[WHAT YOU WILL DO] Read the listing and extract each line that includes the word "JSON".
***** EXERCISE INPUT
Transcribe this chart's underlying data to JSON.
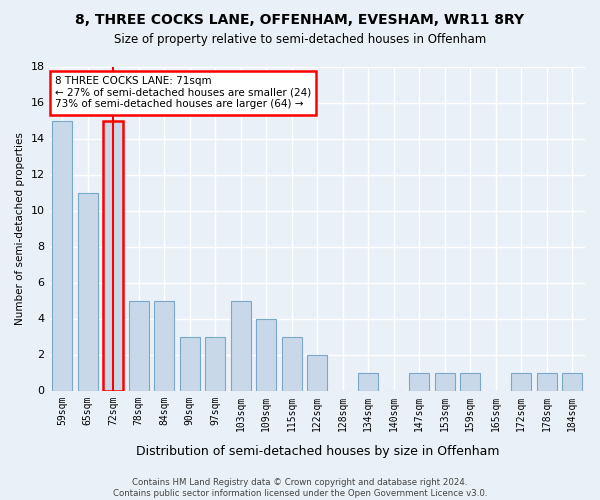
{
  "title": "8, THREE COCKS LANE, OFFENHAM, EVESHAM, WR11 8RY",
  "subtitle": "Size of property relative to semi-detached houses in Offenham",
  "xlabel": "Distribution of semi-detached houses by size in Offenham",
  "ylabel": "Number of semi-detached properties",
  "categories": [
    "59sqm",
    "65sqm",
    "72sqm",
    "78sqm",
    "84sqm",
    "90sqm",
    "97sqm",
    "103sqm",
    "109sqm",
    "115sqm",
    "122sqm",
    "128sqm",
    "134sqm",
    "140sqm",
    "147sqm",
    "153sqm",
    "159sqm",
    "165sqm",
    "172sqm",
    "178sqm",
    "184sqm"
  ],
  "values": [
    15,
    11,
    15,
    5,
    5,
    3,
    3,
    5,
    4,
    3,
    2,
    0,
    1,
    0,
    1,
    1,
    1,
    0,
    1,
    1,
    1
  ],
  "highlight_index": 2,
  "bar_color": "#c8d8e8",
  "bar_edge_color": "#7aa8c8",
  "highlight_bar_edge_color": "red",
  "annotation_text": "8 THREE COCKS LANE: 71sqm\n← 27% of semi-detached houses are smaller (24)\n73% of semi-detached houses are larger (64) →",
  "vline_x": 2,
  "ylim": [
    0,
    18
  ],
  "yticks": [
    0,
    2,
    4,
    6,
    8,
    10,
    12,
    14,
    16,
    18
  ],
  "footer": "Contains HM Land Registry data © Crown copyright and database right 2024.\nContains public sector information licensed under the Open Government Licence v3.0.",
  "bg_color": "#eaf0f8"
}
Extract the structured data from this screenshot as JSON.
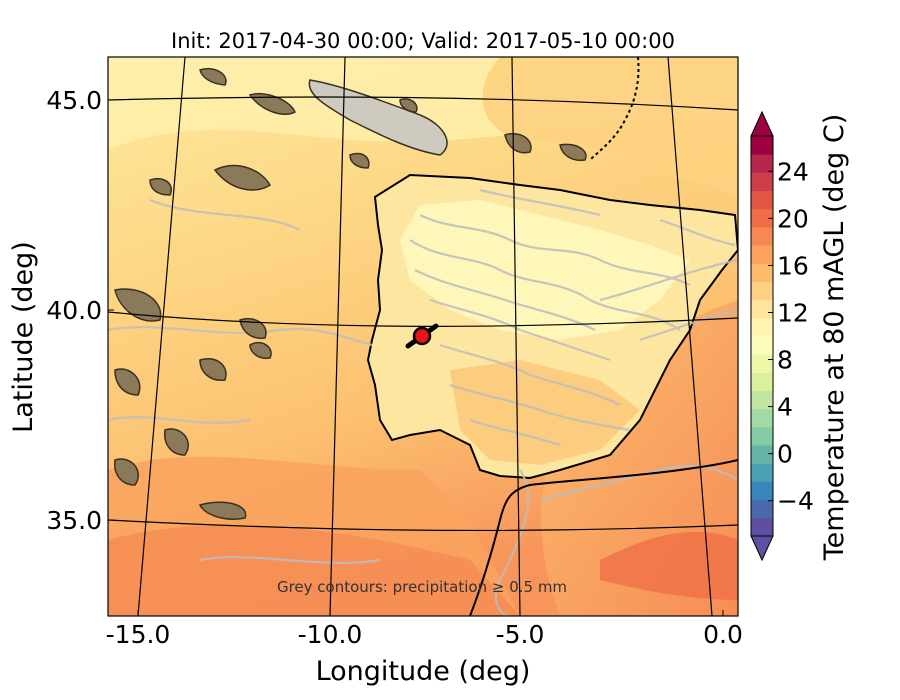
{
  "title": "Init: 2017-04-30 00:00; Valid: 2017-05-10 00:00",
  "xlabel": "Longitude (deg)",
  "ylabel": "Latitude (deg)",
  "colorbar_label": "Temperature at 80 mAGL (deg C)",
  "note": "Grey contours: precipitation ≥ 0.5 mm",
  "colorbar": {
    "ticks": [
      "24",
      "20",
      "16",
      "12",
      "8",
      "4",
      "0",
      "−4"
    ],
    "tick_values": [
      24,
      20,
      16,
      12,
      8,
      4,
      0,
      -4
    ],
    "range": [
      -7,
      27
    ],
    "colors": [
      "#5e4fa2",
      "#4b68ad",
      "#3b84bb",
      "#48a0b2",
      "#64b5a6",
      "#83cba4",
      "#a2d9a4",
      "#c0e5a0",
      "#daf09b",
      "#eef8a6",
      "#fbfdba",
      "#fff4b0",
      "#fee59a",
      "#fdd181",
      "#fdbc6c",
      "#fca25d",
      "#f78851",
      "#ef6e45",
      "#e05642",
      "#cc3e4a",
      "#b7264e",
      "#9e0142"
    ]
  },
  "x_ticks": [
    "-15.0",
    "-10.0",
    "-5.0",
    "0.0"
  ],
  "y_ticks": [
    "45.0",
    "40.0",
    "35.0"
  ],
  "marker": {
    "lon": -7.6,
    "lat": 39.3,
    "color": "#e8141a"
  },
  "extent": {
    "lon": [
      -16,
      0.3
    ],
    "lat": [
      32.7,
      46.1
    ]
  }
}
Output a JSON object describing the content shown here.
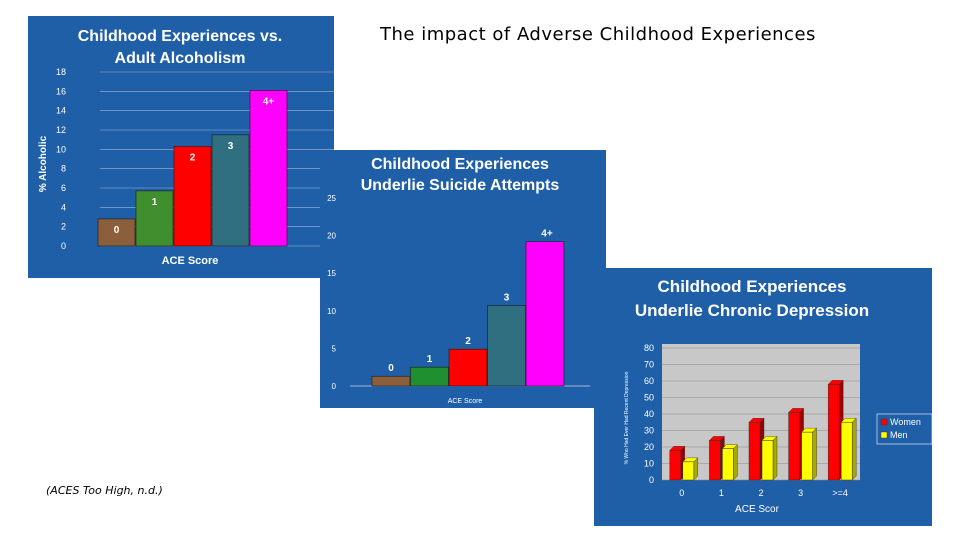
{
  "slide": {
    "title": "The impact of Adverse Childhood Experiences",
    "citation": "(ACES Too High, n.d.)"
  },
  "chart_data": [
    {
      "type": "bar",
      "title": [
        "Childhood Experiences vs.",
        "Adult Alcoholism"
      ],
      "xlabel": "ACE Score",
      "ylabel": "% Alcoholic",
      "categories": [
        "0",
        "1",
        "2",
        "3",
        "4+"
      ],
      "values": [
        2.8,
        5.7,
        10.3,
        11.5,
        16.1
      ],
      "colors": [
        "#8b5e3c",
        "#3f8f2f",
        "#ff0000",
        "#2f6f80",
        "#ff00ff"
      ],
      "ylim": [
        0,
        18
      ],
      "yticks": [
        0,
        2,
        4,
        6,
        8,
        10,
        12,
        14,
        16,
        18
      ],
      "grid": true
    },
    {
      "type": "bar",
      "title": [
        "Childhood Experiences",
        "Underlie Suicide Attempts"
      ],
      "xlabel": "ACE Score",
      "ylabel": "",
      "categories": [
        "0",
        "1",
        "2",
        "3",
        "4+"
      ],
      "values": [
        1.3,
        2.5,
        4.9,
        10.7,
        19.2
      ],
      "colors": [
        "#8b5e3c",
        "#1f8f2f",
        "#ff0000",
        "#2f6f80",
        "#ff00ff"
      ],
      "ylim": [
        0,
        25
      ],
      "yticks": [
        0,
        5,
        10,
        15,
        20,
        25
      ],
      "grid": false
    },
    {
      "type": "bar",
      "title": [
        "Childhood Experiences",
        "Underlie Chronic Depression"
      ],
      "xlabel": "ACE Scor",
      "ylabel": "% Who Had Ever Had Recent Depression",
      "categories": [
        "0",
        "1",
        "2",
        "3",
        ">=4"
      ],
      "series": [
        {
          "name": "Women",
          "values": [
            18,
            24,
            35,
            41,
            58
          ],
          "color": "#ff0000"
        },
        {
          "name": "Men",
          "values": [
            11,
            19,
            24,
            29,
            35
          ],
          "color": "#ffff00"
        }
      ],
      "ylim": [
        0,
        80
      ],
      "yticks": [
        0,
        10,
        20,
        30,
        40,
        50,
        60,
        70,
        80
      ],
      "legend": "right",
      "grid": true
    }
  ]
}
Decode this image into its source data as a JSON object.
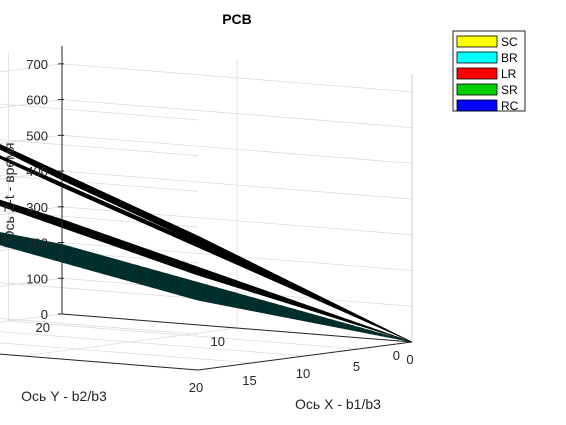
{
  "chart_data": {
    "type": "surface",
    "title": "PCB",
    "xlabel": "Ось X - b1/b3",
    "ylabel": "Ось Y - b2/b3",
    "zlabel": "Ось Z-t - время",
    "xlim": [
      0,
      20
    ],
    "ylim": [
      0,
      20
    ],
    "zlim": [
      0,
      750
    ],
    "xticks": [
      "0",
      "5",
      "10",
      "15",
      "20"
    ],
    "yticks": [
      "0",
      "10",
      "20"
    ],
    "zticks": [
      "0",
      "100",
      "200",
      "300",
      "400",
      "500",
      "600",
      "700"
    ],
    "grid": true,
    "legend_position": "top-right",
    "series": [
      {
        "name": "SC",
        "color": "#ffff00",
        "z_at": {
          "x0y0": 0,
          "x20y20": 710
        }
      },
      {
        "name": "BR",
        "color": "#00ffff",
        "z_at": {
          "x0y0": 0,
          "x20y20": 390
        }
      },
      {
        "name": "LR",
        "color": "#ff0000",
        "z_at": {
          "x0y0": 0,
          "x20y20": 750
        }
      },
      {
        "name": "SR",
        "color": "#00cc00",
        "z_at": {
          "x0y0": 0,
          "x20y20": 530
        }
      },
      {
        "name": "RC",
        "color": "#0000ff",
        "z_at": {
          "x0y0": 0,
          "x20y20": 750
        }
      }
    ]
  }
}
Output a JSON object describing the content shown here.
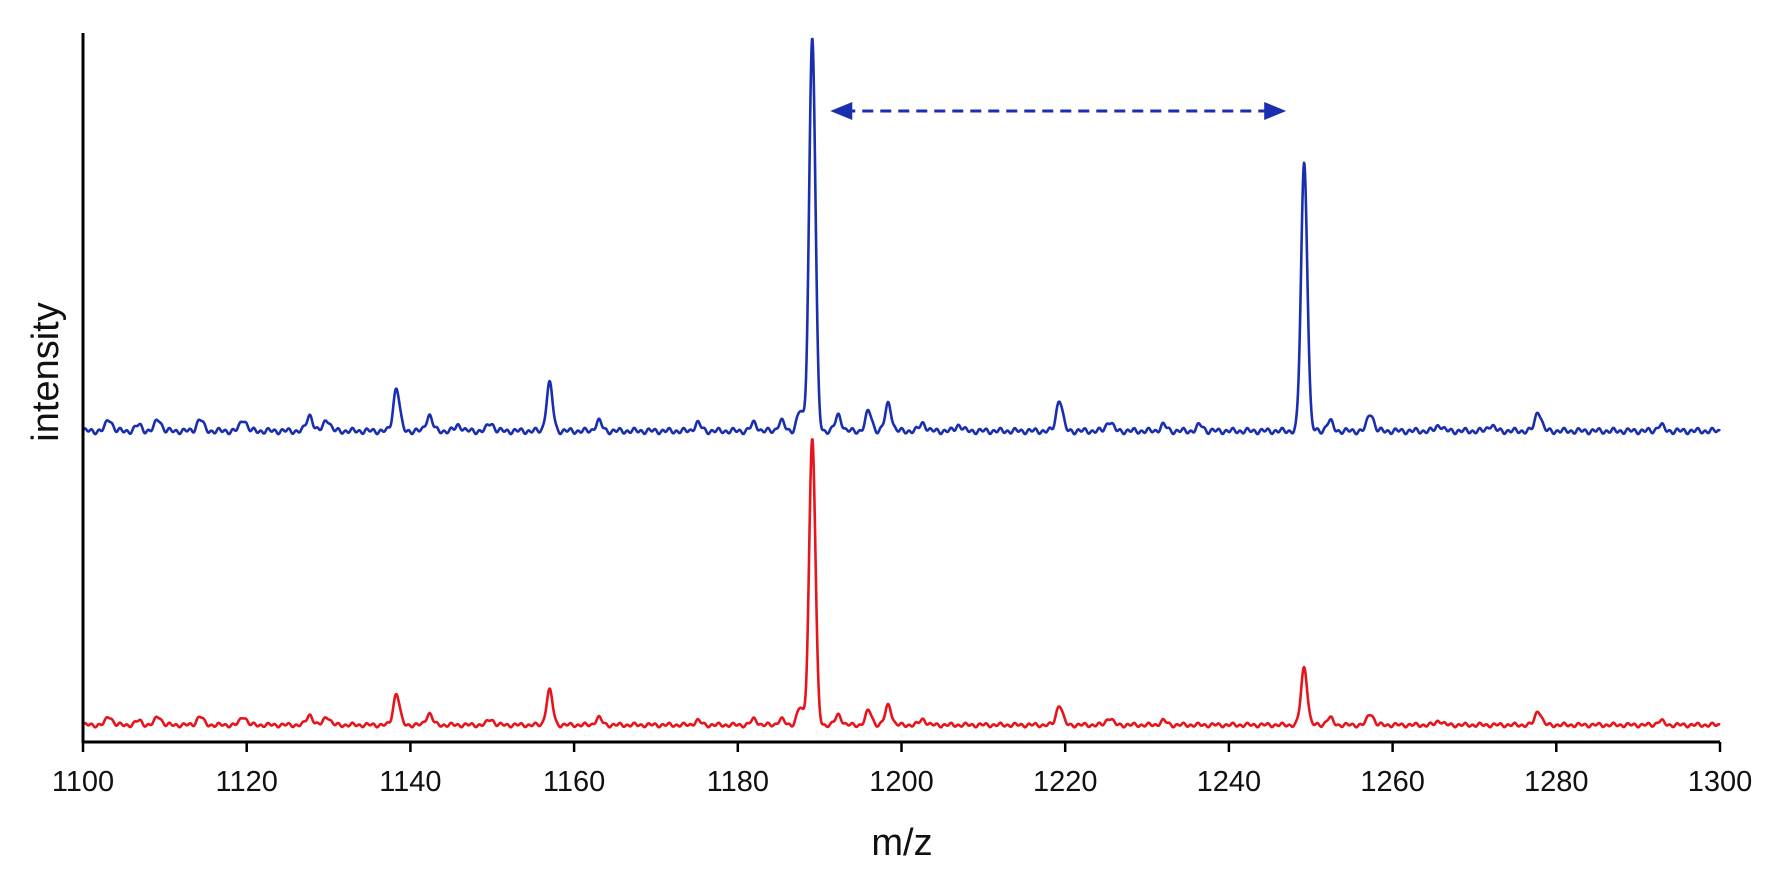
**********
[SOLUTION TO THIS EXERCISE]
Transcribe this chart's underlying data to JSON.
Extract the structured data from this screenshot as JSON.
Output a JSON object describing the content shown here.
Decode this image into its source data as a JSON object.
Output a JSON object describing the content shown here.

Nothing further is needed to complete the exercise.